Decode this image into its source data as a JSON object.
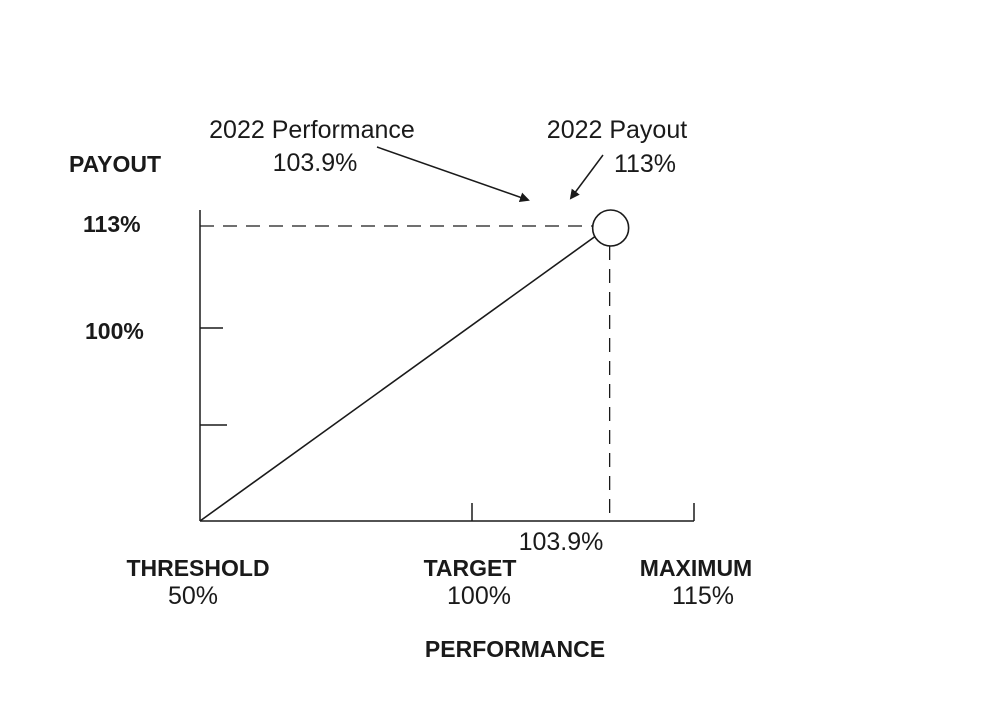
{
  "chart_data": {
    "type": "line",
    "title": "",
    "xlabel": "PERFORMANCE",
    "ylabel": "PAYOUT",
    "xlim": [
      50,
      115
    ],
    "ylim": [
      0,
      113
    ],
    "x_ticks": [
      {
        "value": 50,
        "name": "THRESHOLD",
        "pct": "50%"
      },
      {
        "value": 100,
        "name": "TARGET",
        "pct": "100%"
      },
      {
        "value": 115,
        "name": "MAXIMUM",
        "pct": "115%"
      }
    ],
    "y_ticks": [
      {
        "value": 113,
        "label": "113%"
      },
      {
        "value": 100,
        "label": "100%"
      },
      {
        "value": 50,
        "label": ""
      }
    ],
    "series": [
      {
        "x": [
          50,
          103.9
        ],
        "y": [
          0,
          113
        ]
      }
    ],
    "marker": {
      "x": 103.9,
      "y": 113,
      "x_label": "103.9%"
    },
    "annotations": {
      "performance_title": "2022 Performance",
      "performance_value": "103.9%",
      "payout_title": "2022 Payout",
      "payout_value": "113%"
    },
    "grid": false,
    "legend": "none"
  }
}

■ ■ ■ ■ ■ ■ ■

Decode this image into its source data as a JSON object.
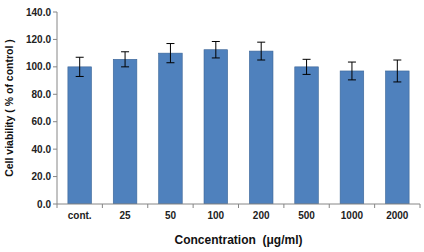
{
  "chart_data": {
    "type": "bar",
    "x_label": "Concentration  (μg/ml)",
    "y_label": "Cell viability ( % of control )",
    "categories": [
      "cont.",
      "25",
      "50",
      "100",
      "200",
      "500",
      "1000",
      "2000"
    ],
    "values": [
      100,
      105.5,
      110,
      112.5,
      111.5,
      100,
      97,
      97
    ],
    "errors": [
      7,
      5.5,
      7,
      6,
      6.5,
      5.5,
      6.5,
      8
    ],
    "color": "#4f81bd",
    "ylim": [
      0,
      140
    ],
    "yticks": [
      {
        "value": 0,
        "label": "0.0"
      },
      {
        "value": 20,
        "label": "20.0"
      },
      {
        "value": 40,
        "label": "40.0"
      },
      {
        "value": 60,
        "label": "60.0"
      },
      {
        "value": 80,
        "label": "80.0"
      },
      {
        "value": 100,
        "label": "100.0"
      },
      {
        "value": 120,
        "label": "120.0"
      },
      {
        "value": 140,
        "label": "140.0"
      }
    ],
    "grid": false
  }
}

■ ■ ■ ■ ■ ■ ■

[EXERCISE BRIEF]:
Determine how many lines in the listing above hold the word "name", answering with the number only.

[TASK OUTPUT]:
3